SET PROBLEM: Output all of the records exactly as written.

DATA SECTION:
==*==

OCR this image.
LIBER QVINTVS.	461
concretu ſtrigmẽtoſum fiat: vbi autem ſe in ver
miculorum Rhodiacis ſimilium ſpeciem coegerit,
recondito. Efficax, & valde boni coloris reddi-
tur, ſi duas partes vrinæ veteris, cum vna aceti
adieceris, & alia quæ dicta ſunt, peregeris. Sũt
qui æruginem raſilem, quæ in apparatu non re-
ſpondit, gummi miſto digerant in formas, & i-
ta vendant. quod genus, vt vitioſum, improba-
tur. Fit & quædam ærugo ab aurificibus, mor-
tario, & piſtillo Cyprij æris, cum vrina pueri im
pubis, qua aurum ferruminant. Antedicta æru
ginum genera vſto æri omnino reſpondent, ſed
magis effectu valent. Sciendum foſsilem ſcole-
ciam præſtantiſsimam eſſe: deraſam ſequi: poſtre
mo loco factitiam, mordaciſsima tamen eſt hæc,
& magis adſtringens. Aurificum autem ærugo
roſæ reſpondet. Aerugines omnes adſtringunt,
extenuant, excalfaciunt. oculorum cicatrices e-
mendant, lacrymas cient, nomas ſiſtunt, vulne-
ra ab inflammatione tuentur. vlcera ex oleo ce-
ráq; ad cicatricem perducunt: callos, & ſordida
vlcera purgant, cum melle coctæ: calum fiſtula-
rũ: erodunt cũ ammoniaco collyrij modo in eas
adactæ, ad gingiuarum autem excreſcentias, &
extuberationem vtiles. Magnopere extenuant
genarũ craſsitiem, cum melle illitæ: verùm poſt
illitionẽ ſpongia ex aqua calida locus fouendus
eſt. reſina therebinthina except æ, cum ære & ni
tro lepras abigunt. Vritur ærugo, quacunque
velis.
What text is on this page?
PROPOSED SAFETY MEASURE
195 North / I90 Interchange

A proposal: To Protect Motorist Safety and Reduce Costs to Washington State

==*==

TASK SOLUTION:
OCR this image.
LIBER QVINTVS.	461
concretu ſtrigmẽtoſum fiat: vbi autem ſe in ver
miculorum Rhodiacis ſimilium ſpeciem coegerit,
recondito. Efficax, & valde boni coloris reddi-
tur, ſi duas partes vrinæ veteris, cum vna aceti
adieceris, & alia quæ dicta ſunt, peregeris. Sũt
qui æruginem raſilem, quæ in apparatu non re-
ſpondit, gummi miſto digerant in formas, & i-
ta vendant. quod genus, vt vitioſum, improba-
tur. Fit & quædam ærugo ab aurificibus, mor-
tario, & piſtillo Cyprij æris, cum vrina pueri im
pubis, qua aurum ferruminant. Antedicta æru
ginum genera vſto æri omnino reſpondent, ſed
magis effectu valent. Sciendum foſsilem ſcole-
ciam præſtantiſsimam eſſe: deraſam ſequi: poſtre
mo loco factitiam, mordaciſsima tamen eſt hæc,
& magis adſtringens. Aurificum autem ærugo
roſæ reſpondet. Aerugines omnes adſtringunt,
extenuant, excalfaciunt. oculorum cicatrices e-
mendant, lacrymas cient, nomas ſiſtunt, vulne-
ra ab inflammatione tuentur. vlcera ex oleo ce-
ráq; ad cicatricem perducunt: callos, & ſordida
vlcera purgant, cum melle coctæ: calum fiſtula-
rũ: erodunt cũ ammoniaco collyrij modo in eas
adactæ, ad gingiuarum autem excreſcentias, &
extuberationem vtiles. Magnopere extenuant
genarũ craſsitiem, cum melle illitæ: verùm poſt
illitionẽ ſpongia ex aqua calida locus fouendus
eſt. reſina therebinthina except æ, cum ære & ni
tro lepras abigunt. Vritur ærugo, quacunque
velis.
What text is on this page?
PROPOSED SAFETY MEASURE
195 North / I90 Interchange

A proposal: To Protect Motorist Safety and Reduce Costs to Washington State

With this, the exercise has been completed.